## TASK OBJECTIVE
State how many lines include "hingga", giving the number by itself.

## PROVIDED RECORDS
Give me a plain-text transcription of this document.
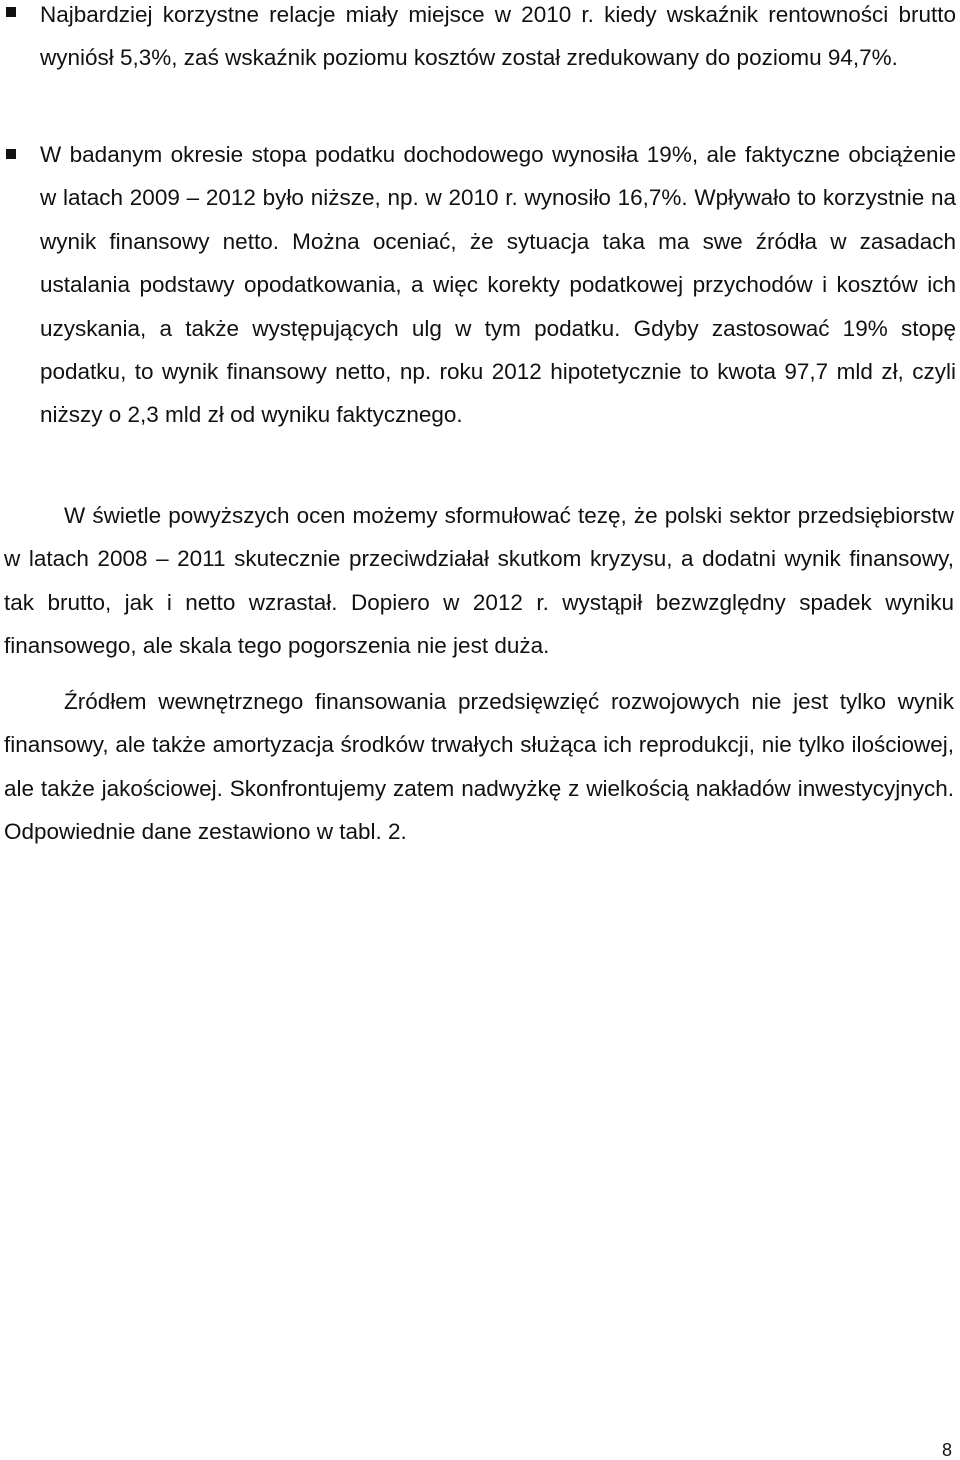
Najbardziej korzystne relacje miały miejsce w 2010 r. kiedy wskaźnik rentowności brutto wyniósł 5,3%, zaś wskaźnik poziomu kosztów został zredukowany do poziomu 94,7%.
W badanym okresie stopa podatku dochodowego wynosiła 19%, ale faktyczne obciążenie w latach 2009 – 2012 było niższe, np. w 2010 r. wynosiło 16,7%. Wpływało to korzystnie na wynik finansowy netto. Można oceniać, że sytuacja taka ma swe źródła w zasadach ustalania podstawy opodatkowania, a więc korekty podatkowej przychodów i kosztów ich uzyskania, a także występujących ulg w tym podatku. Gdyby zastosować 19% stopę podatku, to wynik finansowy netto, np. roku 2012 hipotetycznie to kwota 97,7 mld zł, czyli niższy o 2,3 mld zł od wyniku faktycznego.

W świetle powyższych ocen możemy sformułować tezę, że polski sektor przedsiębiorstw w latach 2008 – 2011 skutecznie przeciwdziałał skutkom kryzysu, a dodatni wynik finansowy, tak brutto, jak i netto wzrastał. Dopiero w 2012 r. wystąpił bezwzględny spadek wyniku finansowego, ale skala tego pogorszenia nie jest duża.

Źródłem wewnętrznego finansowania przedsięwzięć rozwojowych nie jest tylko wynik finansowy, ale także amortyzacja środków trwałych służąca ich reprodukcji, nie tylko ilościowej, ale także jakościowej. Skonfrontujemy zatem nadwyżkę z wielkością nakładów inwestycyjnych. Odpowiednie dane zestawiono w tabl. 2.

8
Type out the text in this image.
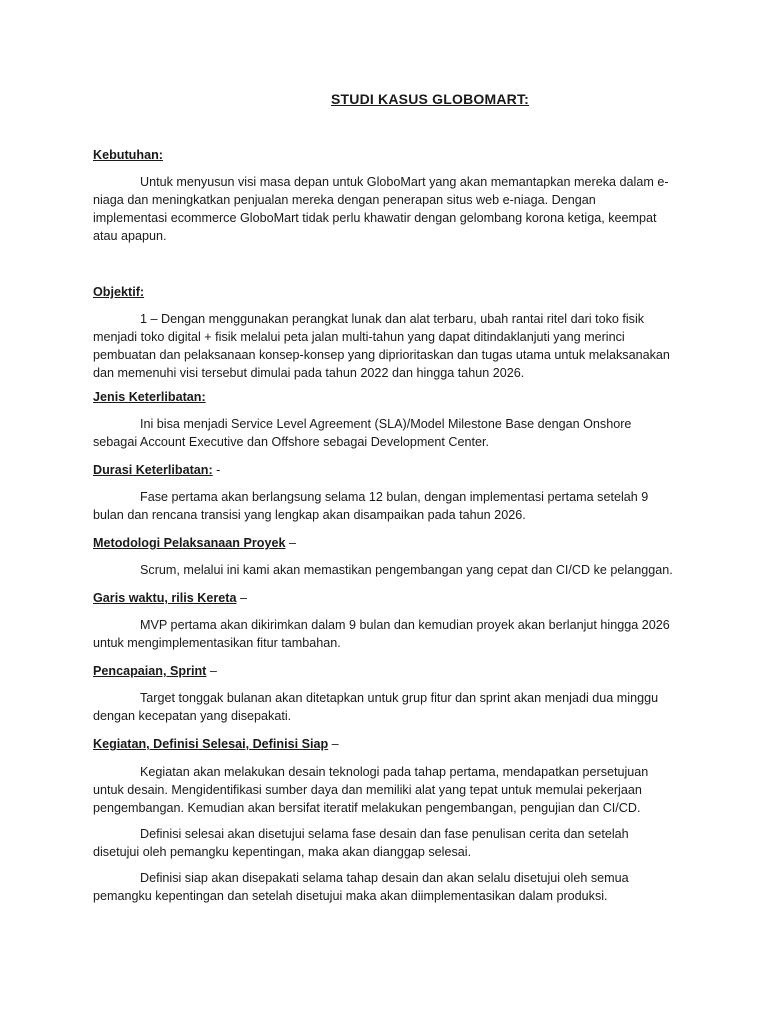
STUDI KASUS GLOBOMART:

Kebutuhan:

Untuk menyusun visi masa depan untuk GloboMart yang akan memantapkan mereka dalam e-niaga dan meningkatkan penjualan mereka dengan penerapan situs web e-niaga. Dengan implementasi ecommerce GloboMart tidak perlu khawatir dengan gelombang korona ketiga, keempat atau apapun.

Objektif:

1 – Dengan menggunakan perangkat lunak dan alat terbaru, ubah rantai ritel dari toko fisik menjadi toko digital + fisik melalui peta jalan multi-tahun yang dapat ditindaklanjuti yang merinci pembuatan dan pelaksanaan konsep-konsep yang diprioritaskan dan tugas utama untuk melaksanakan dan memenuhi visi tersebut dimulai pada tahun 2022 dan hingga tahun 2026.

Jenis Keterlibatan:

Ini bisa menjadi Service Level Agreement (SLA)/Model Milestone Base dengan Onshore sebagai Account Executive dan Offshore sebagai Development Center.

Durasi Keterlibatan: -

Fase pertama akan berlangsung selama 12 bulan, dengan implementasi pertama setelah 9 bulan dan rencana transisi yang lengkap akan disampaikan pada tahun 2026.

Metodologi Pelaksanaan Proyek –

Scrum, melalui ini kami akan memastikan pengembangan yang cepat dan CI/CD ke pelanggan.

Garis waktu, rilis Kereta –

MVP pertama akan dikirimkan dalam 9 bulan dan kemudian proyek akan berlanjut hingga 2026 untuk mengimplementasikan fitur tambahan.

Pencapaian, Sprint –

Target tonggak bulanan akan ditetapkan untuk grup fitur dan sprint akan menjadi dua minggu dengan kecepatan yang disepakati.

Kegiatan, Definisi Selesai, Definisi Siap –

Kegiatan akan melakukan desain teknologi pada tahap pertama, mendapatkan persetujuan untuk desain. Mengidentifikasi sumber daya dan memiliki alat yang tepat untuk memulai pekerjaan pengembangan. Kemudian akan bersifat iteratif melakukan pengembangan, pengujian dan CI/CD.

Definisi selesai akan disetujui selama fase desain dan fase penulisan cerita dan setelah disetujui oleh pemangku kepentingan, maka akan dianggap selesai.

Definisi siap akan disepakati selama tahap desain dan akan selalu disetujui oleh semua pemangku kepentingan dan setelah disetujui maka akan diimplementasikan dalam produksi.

## TASK ANSWER
2